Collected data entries
>>>

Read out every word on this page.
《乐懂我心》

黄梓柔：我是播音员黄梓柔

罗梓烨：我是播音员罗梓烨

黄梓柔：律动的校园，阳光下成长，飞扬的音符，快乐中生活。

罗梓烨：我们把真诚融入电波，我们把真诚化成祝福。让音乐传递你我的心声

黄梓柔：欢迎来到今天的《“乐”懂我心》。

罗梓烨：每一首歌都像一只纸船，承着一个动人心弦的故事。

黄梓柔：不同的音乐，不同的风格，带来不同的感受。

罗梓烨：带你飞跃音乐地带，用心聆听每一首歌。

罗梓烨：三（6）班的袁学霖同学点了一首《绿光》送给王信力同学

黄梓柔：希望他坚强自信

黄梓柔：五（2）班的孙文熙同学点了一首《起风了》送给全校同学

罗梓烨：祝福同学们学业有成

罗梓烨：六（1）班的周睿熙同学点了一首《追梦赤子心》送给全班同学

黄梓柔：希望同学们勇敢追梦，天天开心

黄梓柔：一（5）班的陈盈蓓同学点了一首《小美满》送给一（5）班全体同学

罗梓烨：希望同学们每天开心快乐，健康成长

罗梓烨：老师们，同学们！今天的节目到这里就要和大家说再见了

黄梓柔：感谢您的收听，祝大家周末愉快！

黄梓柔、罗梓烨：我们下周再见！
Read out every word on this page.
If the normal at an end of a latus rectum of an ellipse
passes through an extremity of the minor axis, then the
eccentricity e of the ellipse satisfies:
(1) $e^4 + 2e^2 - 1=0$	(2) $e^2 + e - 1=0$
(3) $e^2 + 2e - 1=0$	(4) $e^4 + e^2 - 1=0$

<<<

- [Requirements]
Repeat all of the records above exactly as written.

- [Result for this exercise]
Read out every word on this page.
《乐懂我心》

黄梓柔：我是播音员黄梓柔

罗梓烨：我是播音员罗梓烨

黄梓柔：律动的校园，阳光下成长，飞扬的音符，快乐中生活。

罗梓烨：我们把真诚融入电波，我们把真诚化成祝福。让音乐传递你我的心声

黄梓柔：欢迎来到今天的《“乐”懂我心》。

罗梓烨：每一首歌都像一只纸船，承着一个动人心弦的故事。

黄梓柔：不同的音乐，不同的风格，带来不同的感受。

罗梓烨：带你飞跃音乐地带，用心聆听每一首歌。

罗梓烨：三（6）班的袁学霖同学点了一首《绿光》送给王信力同学

黄梓柔：希望他坚强自信

黄梓柔：五（2）班的孙文熙同学点了一首《起风了》送给全校同学

罗梓烨：祝福同学们学业有成

罗梓烨：六（1）班的周睿熙同学点了一首《追梦赤子心》送给全班同学

黄梓柔：希望同学们勇敢追梦，天天开心

黄梓柔：一（5）班的陈盈蓓同学点了一首《小美满》送给一（5）班全体同学

罗梓烨：希望同学们每天开心快乐，健康成长

罗梓烨：老师们，同学们！今天的节目到这里就要和大家说再见了

黄梓柔：感谢您的收听，祝大家周末愉快！

黄梓柔、罗梓烨：我们下周再见！
Read out every word on this page.
If the normal at an end of a latus rectum of an ellipse
passes through an extremity of the minor axis, then the
eccentricity e of the ellipse satisfies:
(1) $e^4 + 2e^2 - 1=0$	(2) $e^2 + e - 1=0$
(3) $e^2 + 2e - 1=0$	(4) $e^4 + e^2 - 1=0$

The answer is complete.